* BEGIN Records for the exercise *

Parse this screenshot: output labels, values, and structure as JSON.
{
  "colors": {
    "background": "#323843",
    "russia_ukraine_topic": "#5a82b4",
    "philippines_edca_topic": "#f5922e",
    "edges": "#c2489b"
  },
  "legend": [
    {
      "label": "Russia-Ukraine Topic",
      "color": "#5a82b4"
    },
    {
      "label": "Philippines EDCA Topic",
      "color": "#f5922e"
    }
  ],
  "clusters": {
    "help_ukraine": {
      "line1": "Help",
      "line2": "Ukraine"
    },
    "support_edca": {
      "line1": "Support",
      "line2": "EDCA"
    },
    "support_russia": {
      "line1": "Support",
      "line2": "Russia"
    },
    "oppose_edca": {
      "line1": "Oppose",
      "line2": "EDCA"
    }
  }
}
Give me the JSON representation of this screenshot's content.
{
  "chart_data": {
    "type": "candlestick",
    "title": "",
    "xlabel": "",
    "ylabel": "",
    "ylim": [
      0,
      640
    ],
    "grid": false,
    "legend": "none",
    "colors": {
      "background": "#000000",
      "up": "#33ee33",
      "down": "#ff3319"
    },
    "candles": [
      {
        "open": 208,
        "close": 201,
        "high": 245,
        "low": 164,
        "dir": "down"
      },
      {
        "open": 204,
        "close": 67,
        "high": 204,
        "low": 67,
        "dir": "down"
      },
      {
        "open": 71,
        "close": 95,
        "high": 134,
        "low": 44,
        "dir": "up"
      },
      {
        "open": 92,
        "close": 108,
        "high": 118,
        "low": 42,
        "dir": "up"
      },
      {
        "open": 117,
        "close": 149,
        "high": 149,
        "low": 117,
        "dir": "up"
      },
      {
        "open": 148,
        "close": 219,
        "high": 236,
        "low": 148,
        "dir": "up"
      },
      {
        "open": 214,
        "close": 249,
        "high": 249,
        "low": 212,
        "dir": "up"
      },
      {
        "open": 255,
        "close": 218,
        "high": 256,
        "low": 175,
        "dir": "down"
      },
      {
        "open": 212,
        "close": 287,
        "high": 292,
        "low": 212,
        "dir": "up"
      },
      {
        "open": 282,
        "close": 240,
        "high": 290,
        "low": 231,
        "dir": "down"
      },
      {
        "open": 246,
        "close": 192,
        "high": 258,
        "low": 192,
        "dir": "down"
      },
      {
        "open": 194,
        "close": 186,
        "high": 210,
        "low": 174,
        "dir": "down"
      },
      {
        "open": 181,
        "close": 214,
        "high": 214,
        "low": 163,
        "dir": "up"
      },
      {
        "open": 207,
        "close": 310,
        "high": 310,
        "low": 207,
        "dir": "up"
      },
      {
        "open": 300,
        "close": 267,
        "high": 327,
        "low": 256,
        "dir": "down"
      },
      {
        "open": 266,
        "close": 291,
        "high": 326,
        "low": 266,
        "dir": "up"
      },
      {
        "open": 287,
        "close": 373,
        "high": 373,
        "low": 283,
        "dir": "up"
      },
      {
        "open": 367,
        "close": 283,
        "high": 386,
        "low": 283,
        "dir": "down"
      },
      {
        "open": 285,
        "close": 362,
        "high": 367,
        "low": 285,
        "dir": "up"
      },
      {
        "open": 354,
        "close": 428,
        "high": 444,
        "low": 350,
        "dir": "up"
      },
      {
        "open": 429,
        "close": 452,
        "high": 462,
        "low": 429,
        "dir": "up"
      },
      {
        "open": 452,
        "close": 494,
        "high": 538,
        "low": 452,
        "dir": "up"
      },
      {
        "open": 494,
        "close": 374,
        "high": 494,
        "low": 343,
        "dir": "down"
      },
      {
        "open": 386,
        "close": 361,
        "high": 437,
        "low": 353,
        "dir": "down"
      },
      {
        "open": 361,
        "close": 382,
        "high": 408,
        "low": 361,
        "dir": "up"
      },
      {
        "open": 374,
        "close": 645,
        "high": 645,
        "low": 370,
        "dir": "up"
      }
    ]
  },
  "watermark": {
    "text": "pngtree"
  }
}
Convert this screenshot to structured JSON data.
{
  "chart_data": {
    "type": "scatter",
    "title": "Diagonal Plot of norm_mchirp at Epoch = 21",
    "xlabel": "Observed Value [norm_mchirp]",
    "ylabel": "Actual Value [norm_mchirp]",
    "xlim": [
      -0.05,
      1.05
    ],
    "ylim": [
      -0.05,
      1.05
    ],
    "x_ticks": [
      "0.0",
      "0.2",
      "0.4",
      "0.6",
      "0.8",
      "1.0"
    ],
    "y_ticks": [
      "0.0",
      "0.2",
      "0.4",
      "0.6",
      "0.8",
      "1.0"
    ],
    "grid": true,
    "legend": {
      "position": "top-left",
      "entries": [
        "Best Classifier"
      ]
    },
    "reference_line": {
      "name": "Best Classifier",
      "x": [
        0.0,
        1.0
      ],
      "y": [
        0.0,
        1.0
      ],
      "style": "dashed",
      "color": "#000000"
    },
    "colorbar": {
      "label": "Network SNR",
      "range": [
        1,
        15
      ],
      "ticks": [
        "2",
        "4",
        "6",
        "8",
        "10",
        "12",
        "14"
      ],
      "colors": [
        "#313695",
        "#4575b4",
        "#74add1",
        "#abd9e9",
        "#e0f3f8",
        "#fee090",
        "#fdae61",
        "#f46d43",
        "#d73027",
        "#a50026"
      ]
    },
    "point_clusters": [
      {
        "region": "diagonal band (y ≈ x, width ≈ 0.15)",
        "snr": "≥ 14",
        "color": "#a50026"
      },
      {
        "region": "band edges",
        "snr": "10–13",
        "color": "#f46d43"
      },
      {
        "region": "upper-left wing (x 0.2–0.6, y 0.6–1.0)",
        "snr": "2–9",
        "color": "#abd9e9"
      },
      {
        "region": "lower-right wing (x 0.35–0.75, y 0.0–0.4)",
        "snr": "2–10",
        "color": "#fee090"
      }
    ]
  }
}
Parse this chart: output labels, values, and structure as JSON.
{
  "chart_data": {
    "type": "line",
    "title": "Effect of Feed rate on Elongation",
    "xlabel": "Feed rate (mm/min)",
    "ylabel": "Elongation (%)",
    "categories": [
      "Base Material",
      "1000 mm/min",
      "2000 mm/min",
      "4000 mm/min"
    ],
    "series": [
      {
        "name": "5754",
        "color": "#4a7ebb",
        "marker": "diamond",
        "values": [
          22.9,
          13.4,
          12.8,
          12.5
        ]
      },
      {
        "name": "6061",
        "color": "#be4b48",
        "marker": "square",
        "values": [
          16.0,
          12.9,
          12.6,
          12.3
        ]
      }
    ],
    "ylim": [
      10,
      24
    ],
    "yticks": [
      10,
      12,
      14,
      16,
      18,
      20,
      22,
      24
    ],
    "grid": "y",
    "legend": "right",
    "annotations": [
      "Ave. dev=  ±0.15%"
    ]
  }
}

* END Records for the exercise *

Short problem =>
Go through the material above and count the lines that contain "background"; give that number alone.

Output below =>
2